GIVEN PROBLEM A: In the court opinion, rewrite the part that begins with the words "Plaintiff, Gopalji M." and ends with "will be vacated.", changing "attorney's fees" to "court costs".

United States District Court, S.D. Texas, Houston Division
Aug 17, 2010
CIVIL ACTION NO. H-10-0403 (S.D. Tex. Aug. 17, 2010)

Opinion

CIVIL ACTION NO. H-10-0403.

August 17, 2010


MEMORANDUM OPINION AND ORDER


Plaintiff, Gopalji M. Rana, brings this action against defendants, Spectra Energy Corporation, Spectra Energy Retirement Savings Plan (Plan), Spectra Energy Group Benefits Committee (Committee), and the Plan Administrator of the Spectra Energy Retirement Savings Plan (Administrator), for denial of benefits, breach of fiduciary duty, civil penalties, other equitable relief, and attorney's fees in violation of the Employee Retirement Income Security Act (ERISA), 29 U.S.C. §§ 1001, et seq. Pending before the court is Plaintiff, Gopalji Rana's Response to Show Cause Order and Motion for Reconsideration (Docket Entry No. 16). For the reasons explained below, plaintiff's motion will be granted in part and denied in part, and that part of the court's June 16, 2010, Memorandum Opinion and Order (Docket Entry No. 14) dismissing plaintiff's claim for benefits will be vacated.

TASK INPUT:
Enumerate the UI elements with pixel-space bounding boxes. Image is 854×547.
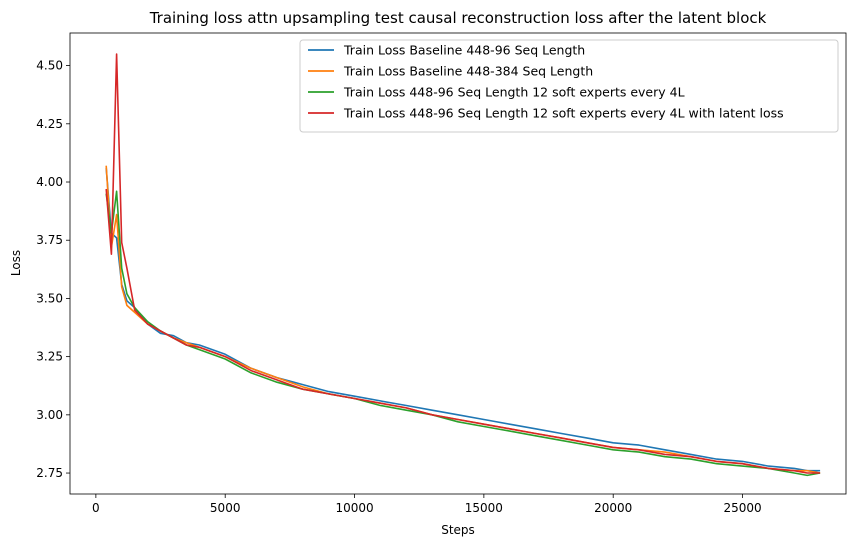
x-tick-label: 15000	[465, 501, 503, 515]
x-tick-label: 20000	[594, 501, 632, 515]
y-tick-label: 4.00	[36, 175, 63, 189]
plot-frame	[69, 32, 847, 495]
y-tick-label: 4.50	[36, 59, 63, 73]
legend-label: Train Loss Baseline 448-384 Seq Length	[343, 64, 593, 79]
legend-box	[299, 39, 839, 133]
y-tick-label: 3.75	[36, 233, 63, 247]
y-axis: 2.75 3.00 3.25 3.50 3.75 4.00 4.25 4.50	[36, 59, 70, 480]
y-axis-title: Loss	[9, 250, 23, 276]
series-line-1	[105, 167, 821, 472]
legend: Train Loss Baseline 448-96 Seq Length Tra…	[299, 39, 839, 133]
legend-label: Train Loss 448-96 Seq Length 12 soft exp…	[343, 85, 685, 100]
y-tick-label: 4.25	[36, 117, 63, 131]
series-line-3	[105, 190, 821, 477]
x-tick-label: 0	[92, 501, 100, 515]
x-tick-label: 5000	[210, 501, 241, 515]
y-tick-label: 2.75	[36, 466, 63, 480]
x-tick-label: 10000	[335, 501, 373, 515]
plot-area	[105, 53, 821, 477]
x-axis-title: Steps	[441, 523, 475, 537]
y-tick-label: 3.50	[36, 291, 63, 305]
legend-label: Train Loss 448-96 Seq Length 12 soft exp…	[343, 106, 784, 121]
x-tick-label: 25000	[723, 501, 761, 515]
x-axis: 0 5000 10000 15000 20000 25000	[92, 494, 762, 515]
chart-title: Training loss attn upsampling test causa…	[149, 9, 767, 27]
series-line-4	[105, 53, 821, 474]
y-tick-label: 3.25	[36, 350, 63, 364]
legend-label: Train Loss Baseline 448-96 Seq Length	[343, 43, 585, 58]
series-line-2	[105, 165, 821, 474]
y-tick-label: 3.00	[36, 408, 63, 422]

GIVEN PROBLEM B: Copy the lines of the entries from the one containing "501, 503, 515]" through the one containing "legend-label: Train Loss Baseline 448-96", including both, character for character.

FULL RESPONSE A:
Plaintiff, Gopalji M. Rana, brings this action against defendants, Spectra Energy Corporation, Spectra Energy Retirement Savings Plan (Plan), Spectra Energy Group Benefits Committee (Committee), and the Plan Administrator of the Spectra Energy Retirement Savings Plan (Administrator), for denial of benefits, breach of fiduciary duty, civil penalties, other equitable relief, and court costs in violation of the Employee Retirement Income Security Act (ERISA), 29 U.S.C. §§ 1001, et seq. Pending before the court is Plaintiff, Gopalji Rana's Response to Show Cause Order and Motion for Reconsideration (Docket Entry No. 16). For the reasons explained below, plaintiff's motion will be granted in part and denied in part, and that part of the court's June 16, 2010, Memorandum Opinion and Order (Docket Entry No. 14) dismissing plaintiff's claim for benefits will be vacated.

FULL RESPONSE B:
x-tick-label: 15000	[465, 501, 503, 515]
x-tick-label: 20000	[594, 501, 632, 515]
y-tick-label: 4.00	[36, 175, 63, 189]
plot-frame	[69, 32, 847, 495]
y-tick-label: 4.50	[36, 59, 63, 73]
legend-label: Train Loss Baseline 448-384 Seq Length	[343, 64, 593, 79]
legend-box	[299, 39, 839, 133]
y-tick-label: 3.75	[36, 233, 63, 247]
y-axis: 2.75 3.00 3.25 3.50 3.75 4.00 4.25 4.50	[36, 59, 70, 480]
y-axis-title: Loss	[9, 250, 23, 276]
series-line-1	[105, 167, 821, 472]
legend: Train Loss Baseline 448-96 Seq Length Tra…	[299, 39, 839, 133]
legend-label: Train Loss 448-96 Seq Length 12 soft exp…	[343, 85, 685, 100]
y-tick-label: 4.25	[36, 117, 63, 131]
series-line-3	[105, 190, 821, 477]
x-tick-label: 0	[92, 501, 100, 515]
x-tick-label: 5000	[210, 501, 241, 515]
y-tick-label: 2.75	[36, 466, 63, 480]
x-tick-label: 10000	[335, 501, 373, 515]
plot-area	[105, 53, 821, 477]
x-axis-title: Steps	[441, 523, 475, 537]
y-tick-label: 3.50	[36, 291, 63, 305]
legend-label: Train Loss 448-96 Seq Length 12 soft exp…	[343, 106, 784, 121]
x-tick-label: 25000	[723, 501, 761, 515]
x-axis: 0 5000 10000 15000 20000 25000	[92, 494, 762, 515]
chart-title: Training loss attn upsampling test causa…	[149, 9, 767, 27]
series-line-4	[105, 53, 821, 474]
y-tick-label: 3.25	[36, 350, 63, 364]
legend-label: Train Loss Baseline 448-96 Seq Length	[343, 43, 585, 58]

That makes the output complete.